TASK DETAILS: Among the records below, find each line that includes the string "intensity" and copy it.

━━ RAW DATA ━━

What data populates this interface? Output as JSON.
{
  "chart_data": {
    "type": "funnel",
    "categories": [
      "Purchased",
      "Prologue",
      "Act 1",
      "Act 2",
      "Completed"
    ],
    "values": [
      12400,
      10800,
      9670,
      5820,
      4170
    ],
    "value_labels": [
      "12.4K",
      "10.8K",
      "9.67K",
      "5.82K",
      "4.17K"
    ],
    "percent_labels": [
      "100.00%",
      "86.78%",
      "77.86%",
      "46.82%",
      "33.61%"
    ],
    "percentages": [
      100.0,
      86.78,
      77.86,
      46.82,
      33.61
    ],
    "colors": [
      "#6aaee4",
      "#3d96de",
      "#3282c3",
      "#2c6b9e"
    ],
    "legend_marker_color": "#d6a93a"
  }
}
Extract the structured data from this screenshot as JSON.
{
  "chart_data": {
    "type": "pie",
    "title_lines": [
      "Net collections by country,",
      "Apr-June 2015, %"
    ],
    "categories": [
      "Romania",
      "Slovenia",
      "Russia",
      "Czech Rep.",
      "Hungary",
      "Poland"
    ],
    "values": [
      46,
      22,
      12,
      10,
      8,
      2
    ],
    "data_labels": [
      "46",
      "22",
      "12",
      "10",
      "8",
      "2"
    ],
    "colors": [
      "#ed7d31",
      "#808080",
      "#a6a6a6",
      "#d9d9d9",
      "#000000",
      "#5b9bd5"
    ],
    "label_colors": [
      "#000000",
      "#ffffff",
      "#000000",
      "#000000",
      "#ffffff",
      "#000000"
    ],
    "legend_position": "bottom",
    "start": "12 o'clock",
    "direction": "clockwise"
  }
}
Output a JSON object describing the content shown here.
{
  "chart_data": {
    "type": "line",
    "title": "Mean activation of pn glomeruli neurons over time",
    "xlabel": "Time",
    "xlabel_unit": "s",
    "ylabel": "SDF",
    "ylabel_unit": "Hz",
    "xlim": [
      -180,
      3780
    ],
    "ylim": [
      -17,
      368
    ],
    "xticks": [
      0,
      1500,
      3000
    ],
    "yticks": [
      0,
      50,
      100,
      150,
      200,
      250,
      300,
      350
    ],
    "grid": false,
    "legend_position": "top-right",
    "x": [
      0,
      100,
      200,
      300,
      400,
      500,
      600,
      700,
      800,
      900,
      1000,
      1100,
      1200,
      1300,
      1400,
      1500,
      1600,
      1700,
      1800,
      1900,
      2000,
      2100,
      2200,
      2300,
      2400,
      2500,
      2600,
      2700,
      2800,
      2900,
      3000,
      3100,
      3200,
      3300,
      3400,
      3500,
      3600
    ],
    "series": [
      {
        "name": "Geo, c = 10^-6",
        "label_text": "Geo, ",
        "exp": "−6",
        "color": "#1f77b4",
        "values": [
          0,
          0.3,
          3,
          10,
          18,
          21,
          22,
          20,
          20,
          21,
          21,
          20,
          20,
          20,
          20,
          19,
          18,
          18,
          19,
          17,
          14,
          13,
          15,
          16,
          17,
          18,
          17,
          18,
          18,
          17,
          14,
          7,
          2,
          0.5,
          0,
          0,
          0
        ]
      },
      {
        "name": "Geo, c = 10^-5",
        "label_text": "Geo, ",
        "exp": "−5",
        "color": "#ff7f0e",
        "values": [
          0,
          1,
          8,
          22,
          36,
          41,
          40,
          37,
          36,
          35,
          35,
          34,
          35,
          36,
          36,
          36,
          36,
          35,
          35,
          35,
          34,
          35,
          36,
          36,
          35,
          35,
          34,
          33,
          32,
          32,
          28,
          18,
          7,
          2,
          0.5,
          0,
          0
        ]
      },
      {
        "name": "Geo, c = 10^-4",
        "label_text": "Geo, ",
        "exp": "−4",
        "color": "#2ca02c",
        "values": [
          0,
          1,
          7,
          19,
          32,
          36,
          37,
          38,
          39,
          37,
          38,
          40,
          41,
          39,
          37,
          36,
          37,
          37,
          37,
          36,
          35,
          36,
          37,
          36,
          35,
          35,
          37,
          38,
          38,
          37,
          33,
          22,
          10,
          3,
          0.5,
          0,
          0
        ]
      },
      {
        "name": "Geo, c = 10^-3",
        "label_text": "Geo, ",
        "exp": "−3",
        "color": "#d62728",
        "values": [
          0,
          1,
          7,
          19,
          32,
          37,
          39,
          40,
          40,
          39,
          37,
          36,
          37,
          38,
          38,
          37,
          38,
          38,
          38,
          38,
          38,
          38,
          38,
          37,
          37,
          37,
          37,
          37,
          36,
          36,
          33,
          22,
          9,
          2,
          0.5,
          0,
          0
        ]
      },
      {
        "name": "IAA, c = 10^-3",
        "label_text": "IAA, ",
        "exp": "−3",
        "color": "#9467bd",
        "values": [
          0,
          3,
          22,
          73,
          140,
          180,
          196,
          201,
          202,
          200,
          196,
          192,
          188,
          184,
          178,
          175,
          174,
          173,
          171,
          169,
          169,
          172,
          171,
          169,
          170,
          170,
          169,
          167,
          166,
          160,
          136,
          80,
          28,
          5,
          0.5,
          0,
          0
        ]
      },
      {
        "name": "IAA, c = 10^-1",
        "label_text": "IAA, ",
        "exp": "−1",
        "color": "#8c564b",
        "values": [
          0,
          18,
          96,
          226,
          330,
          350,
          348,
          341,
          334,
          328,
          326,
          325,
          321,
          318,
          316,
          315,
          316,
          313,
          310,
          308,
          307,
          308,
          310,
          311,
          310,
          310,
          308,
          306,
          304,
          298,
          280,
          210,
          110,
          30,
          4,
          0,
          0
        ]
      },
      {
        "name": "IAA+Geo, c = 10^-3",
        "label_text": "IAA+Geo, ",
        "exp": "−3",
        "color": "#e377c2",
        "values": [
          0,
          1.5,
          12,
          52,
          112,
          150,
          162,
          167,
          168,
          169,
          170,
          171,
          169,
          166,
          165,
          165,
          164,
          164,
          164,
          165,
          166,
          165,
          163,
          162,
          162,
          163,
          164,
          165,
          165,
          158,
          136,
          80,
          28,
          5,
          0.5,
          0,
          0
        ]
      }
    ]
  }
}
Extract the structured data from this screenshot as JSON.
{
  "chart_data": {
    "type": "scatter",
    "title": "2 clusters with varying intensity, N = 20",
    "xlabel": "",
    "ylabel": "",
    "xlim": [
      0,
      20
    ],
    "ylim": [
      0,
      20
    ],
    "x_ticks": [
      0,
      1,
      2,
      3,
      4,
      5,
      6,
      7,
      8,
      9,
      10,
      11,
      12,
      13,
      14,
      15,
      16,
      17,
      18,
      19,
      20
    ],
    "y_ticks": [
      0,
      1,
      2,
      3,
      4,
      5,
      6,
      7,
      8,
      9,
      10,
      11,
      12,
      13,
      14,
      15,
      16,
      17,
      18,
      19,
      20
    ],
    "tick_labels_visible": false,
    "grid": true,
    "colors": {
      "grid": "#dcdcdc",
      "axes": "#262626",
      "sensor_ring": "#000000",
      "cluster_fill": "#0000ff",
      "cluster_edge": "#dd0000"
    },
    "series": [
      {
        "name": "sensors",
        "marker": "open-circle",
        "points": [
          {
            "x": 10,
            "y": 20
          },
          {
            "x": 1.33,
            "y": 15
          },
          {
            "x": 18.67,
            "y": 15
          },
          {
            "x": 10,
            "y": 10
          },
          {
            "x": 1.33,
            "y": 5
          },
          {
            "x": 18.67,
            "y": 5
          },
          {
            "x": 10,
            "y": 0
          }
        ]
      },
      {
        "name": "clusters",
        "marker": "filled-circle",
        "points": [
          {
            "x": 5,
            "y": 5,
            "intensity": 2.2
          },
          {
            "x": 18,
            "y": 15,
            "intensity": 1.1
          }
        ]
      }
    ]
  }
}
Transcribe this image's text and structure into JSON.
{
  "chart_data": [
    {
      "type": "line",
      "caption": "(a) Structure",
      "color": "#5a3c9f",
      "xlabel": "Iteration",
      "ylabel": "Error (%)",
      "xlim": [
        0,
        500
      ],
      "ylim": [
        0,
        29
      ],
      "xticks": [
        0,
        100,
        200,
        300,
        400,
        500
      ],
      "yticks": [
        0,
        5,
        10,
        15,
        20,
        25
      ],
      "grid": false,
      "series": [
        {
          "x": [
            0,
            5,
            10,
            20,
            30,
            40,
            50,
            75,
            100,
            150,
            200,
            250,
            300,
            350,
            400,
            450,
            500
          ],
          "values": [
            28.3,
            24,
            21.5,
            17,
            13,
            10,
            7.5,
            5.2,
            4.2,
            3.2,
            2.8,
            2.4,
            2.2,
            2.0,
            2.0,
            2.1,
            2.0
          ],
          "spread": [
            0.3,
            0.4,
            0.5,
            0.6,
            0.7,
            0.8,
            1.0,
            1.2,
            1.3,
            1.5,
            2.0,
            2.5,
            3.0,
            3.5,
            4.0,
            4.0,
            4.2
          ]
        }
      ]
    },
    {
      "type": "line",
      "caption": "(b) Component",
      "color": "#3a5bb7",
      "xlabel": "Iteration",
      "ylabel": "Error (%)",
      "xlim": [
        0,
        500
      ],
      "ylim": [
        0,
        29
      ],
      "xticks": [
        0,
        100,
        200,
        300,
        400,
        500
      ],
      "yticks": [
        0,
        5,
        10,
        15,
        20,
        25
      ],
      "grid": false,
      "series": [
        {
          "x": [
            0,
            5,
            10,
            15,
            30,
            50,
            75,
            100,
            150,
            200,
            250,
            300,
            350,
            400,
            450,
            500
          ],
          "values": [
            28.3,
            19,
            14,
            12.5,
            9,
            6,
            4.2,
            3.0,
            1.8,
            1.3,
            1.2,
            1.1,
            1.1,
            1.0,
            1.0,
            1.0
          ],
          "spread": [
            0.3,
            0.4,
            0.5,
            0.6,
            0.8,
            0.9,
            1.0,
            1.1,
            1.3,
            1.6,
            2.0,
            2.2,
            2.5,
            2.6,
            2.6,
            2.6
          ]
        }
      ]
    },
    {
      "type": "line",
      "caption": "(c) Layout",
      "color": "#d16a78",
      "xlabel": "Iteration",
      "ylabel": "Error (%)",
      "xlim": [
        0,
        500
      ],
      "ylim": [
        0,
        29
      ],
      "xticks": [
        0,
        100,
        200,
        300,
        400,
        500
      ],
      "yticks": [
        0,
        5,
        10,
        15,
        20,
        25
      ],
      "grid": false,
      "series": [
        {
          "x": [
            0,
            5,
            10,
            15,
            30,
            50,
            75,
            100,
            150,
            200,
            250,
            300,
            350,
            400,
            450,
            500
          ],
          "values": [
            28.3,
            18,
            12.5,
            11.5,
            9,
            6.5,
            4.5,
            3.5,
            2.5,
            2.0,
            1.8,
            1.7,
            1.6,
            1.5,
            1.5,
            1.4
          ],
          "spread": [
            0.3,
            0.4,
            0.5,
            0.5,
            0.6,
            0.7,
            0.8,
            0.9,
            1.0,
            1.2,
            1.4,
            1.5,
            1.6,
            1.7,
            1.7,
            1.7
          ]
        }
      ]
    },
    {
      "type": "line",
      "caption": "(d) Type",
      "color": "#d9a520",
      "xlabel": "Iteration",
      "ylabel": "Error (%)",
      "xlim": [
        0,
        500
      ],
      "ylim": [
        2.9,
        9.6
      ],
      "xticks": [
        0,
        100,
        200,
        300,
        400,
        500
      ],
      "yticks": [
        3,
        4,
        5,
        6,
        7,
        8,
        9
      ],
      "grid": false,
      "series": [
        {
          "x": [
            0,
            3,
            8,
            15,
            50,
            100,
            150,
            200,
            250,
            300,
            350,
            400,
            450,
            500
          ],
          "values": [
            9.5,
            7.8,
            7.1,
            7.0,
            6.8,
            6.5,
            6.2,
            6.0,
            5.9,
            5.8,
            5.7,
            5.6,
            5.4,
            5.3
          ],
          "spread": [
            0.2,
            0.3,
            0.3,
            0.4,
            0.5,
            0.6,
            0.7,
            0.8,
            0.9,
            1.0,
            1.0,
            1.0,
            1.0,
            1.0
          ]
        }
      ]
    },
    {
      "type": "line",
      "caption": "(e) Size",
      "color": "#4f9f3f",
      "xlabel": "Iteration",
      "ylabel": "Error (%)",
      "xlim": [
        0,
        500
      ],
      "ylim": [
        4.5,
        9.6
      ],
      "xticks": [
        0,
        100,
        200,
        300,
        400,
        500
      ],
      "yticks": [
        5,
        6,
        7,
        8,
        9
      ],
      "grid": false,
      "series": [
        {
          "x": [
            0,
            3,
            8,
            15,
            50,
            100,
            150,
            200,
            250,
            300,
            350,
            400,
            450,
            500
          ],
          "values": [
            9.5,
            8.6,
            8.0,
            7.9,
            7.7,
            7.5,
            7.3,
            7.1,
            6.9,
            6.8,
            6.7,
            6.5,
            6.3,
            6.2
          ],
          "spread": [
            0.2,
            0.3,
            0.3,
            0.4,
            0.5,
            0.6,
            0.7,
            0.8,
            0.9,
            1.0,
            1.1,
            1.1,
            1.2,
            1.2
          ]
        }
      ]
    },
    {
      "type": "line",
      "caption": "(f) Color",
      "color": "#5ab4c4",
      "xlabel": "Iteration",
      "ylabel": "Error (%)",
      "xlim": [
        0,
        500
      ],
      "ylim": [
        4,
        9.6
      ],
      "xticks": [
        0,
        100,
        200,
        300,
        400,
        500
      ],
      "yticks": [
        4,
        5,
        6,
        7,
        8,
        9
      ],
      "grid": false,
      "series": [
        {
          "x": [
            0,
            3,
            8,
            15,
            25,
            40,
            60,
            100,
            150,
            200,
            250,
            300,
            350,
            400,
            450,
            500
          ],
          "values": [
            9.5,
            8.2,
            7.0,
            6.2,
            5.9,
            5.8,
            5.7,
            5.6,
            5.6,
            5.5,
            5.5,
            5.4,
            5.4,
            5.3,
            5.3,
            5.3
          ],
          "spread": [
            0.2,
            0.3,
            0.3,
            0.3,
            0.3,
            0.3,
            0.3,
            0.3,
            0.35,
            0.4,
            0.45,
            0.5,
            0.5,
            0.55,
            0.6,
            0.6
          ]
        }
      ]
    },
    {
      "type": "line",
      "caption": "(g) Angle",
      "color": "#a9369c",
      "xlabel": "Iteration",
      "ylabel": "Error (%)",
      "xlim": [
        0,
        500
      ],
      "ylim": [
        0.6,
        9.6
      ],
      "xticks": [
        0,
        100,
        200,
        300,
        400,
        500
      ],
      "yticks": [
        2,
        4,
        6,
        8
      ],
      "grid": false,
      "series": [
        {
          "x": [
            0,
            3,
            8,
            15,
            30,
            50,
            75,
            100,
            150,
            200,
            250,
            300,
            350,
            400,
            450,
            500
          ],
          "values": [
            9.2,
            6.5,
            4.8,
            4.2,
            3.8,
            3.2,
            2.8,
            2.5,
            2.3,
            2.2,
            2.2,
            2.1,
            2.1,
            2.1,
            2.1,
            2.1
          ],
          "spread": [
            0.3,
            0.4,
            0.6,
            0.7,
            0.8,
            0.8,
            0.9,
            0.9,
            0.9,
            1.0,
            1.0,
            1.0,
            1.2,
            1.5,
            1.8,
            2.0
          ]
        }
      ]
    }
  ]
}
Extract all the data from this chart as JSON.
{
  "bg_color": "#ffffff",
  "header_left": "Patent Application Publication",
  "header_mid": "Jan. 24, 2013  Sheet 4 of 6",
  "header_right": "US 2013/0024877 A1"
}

━━━

WORKED SOLUTION:
    "title": "2 clusters with varying intensity, N = 20",
            "intensity": 2.2
            "intensity": 1.1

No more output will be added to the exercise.